_Your goal_: Extract the text of every entry below exactly; leave images out.

[Data listing]
<<<<

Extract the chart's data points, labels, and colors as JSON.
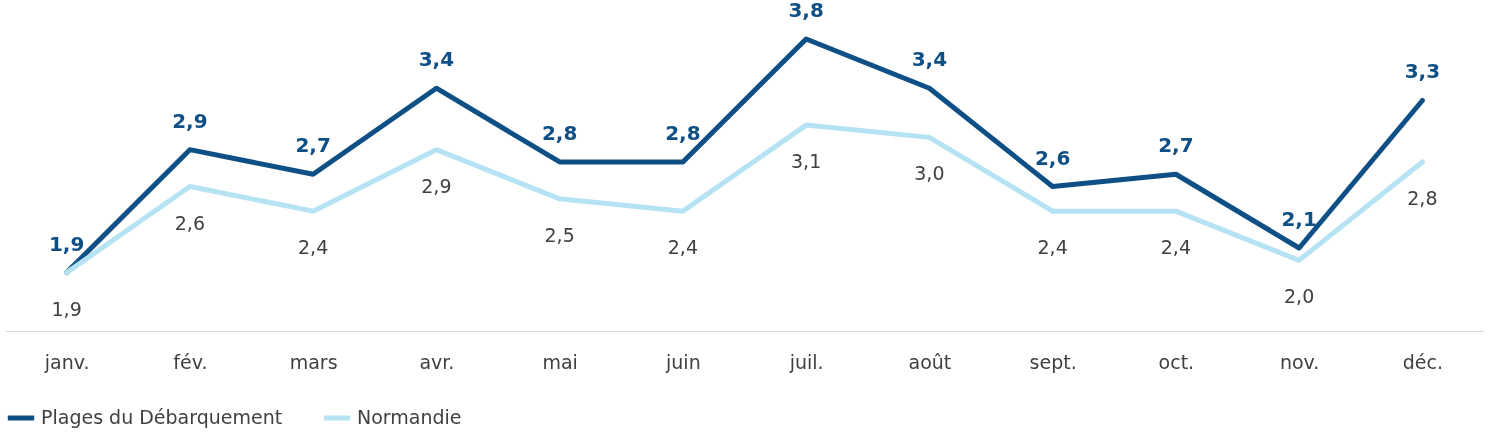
{
  "chart_data": {
    "type": "line",
    "categories": [
      "janv.",
      "fév.",
      "mars",
      "avr.",
      "mai",
      "juin",
      "juil.",
      "août",
      "sept.",
      "oct.",
      "nov.",
      "déc."
    ],
    "series": [
      {
        "name": "Plages du Débarquement",
        "color": "#0e4f86",
        "values": [
          1.9,
          2.9,
          2.7,
          3.4,
          2.8,
          2.8,
          3.8,
          3.4,
          2.6,
          2.7,
          2.1,
          3.3
        ],
        "value_labels": [
          "1,9",
          "2,9",
          "2,7",
          "3,4",
          "2,8",
          "2,8",
          "3,8",
          "3,4",
          "2,6",
          "2,7",
          "2,1",
          "3,3"
        ]
      },
      {
        "name": "Normandie",
        "color": "#b5e3f3",
        "values": [
          1.9,
          2.6,
          2.4,
          2.9,
          2.5,
          2.4,
          3.1,
          3.0,
          2.4,
          2.4,
          2.0,
          2.8
        ],
        "value_labels": [
          "1,9",
          "2,6",
          "2,4",
          "2,9",
          "2,5",
          "2,4",
          "3,1",
          "3,0",
          "2,4",
          "2,4",
          "2,0",
          "2,8"
        ]
      }
    ],
    "legend": "bottom",
    "line_style": "solid"
  }
}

>>>>

_Exercise result_:
Extract the chart's data points, labels, and colors as JSON.
{
  "chart_data": {
    "type": "line",
    "categories": [
      "janv.",
      "fév.",
      "mars",
      "avr.",
      "mai",
      "juin",
      "juil.",
      "août",
      "sept.",
      "oct.",
      "nov.",
      "déc."
    ],
    "series": [
      {
        "name": "Plages du Débarquement",
        "color": "#0e4f86",
        "values": [
          1.9,
          2.9,
          2.7,
          3.4,
          2.8,
          2.8,
          3.8,
          3.4,
          2.6,
          2.7,
          2.1,
          3.3
        ],
        "value_labels": [
          "1,9",
          "2,9",
          "2,7",
          "3,4",
          "2,8",
          "2,8",
          "3,8",
          "3,4",
          "2,6",
          "2,7",
          "2,1",
          "3,3"
        ]
      },
      {
        "name": "Normandie",
        "color": "#b5e3f3",
        "values": [
          1.9,
          2.6,
          2.4,
          2.9,
          2.5,
          2.4,
          3.1,
          3.0,
          2.4,
          2.4,
          2.0,
          2.8
        ],
        "value_labels": [
          "1,9",
          "2,6",
          "2,4",
          "2,9",
          "2,5",
          "2,4",
          "3,1",
          "3,0",
          "2,4",
          "2,4",
          "2,0",
          "2,8"
        ]
      }
    ],
    "legend": "bottom",
    "line_style": "solid"
  }
}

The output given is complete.